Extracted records
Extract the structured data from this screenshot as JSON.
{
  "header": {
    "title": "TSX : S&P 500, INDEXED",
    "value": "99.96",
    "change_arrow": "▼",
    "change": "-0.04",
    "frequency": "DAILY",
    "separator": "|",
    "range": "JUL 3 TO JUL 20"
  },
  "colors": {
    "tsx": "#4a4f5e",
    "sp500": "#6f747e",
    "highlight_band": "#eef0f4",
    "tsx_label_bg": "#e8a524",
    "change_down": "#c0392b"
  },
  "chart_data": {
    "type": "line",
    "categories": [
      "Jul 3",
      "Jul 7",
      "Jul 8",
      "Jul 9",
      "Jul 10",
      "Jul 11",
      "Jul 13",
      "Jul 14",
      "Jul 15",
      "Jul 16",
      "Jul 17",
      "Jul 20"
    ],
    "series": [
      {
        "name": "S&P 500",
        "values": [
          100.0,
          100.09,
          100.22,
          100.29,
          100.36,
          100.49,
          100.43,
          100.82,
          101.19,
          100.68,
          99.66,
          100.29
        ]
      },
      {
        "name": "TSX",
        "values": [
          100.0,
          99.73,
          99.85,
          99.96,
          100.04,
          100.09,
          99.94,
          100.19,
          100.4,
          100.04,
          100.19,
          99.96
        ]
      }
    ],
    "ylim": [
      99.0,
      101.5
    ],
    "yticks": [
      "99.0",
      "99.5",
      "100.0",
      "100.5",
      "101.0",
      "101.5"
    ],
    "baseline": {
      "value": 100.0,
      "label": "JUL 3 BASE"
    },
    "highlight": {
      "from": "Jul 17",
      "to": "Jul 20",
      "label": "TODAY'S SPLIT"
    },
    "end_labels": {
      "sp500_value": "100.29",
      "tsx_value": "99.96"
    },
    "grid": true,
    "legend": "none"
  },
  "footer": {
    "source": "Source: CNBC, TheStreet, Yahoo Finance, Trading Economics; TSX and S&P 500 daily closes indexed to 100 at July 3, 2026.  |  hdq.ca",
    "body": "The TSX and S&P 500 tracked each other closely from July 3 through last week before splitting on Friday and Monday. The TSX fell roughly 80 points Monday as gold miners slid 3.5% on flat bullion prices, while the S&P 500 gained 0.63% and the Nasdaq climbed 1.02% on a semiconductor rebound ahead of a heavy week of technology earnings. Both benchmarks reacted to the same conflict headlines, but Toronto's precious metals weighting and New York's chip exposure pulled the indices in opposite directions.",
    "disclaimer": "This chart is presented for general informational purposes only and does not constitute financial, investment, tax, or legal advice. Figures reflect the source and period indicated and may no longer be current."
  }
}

What needs to be done: Copy every line of the entries above in which "July" occurs.

Expected answer:
    "source": "Source: CNBC, TheStreet, Yahoo Finance, Trading Economics; TSX and S&P 500 daily closes indexed to 100 at July 3, 2026.  |  hdq.ca",
    "body": "The TSX and S&P 500 tracked each other closely from July 3 through last week before splitting on Friday and Monday. The TSX fell roughly 80 points Monday as gold miners slid 3.5% on flat bullion prices, while the S&P 500 gained 0.63% and the Nasdaq climbed 1.02% on a semiconductor rebound ahead of a heavy week of technology earnings. Both benchmarks reacted to the same conflict headlines, but Toronto's precious metals weighting and New York's chip exposure pulled the indices in opposite directions.",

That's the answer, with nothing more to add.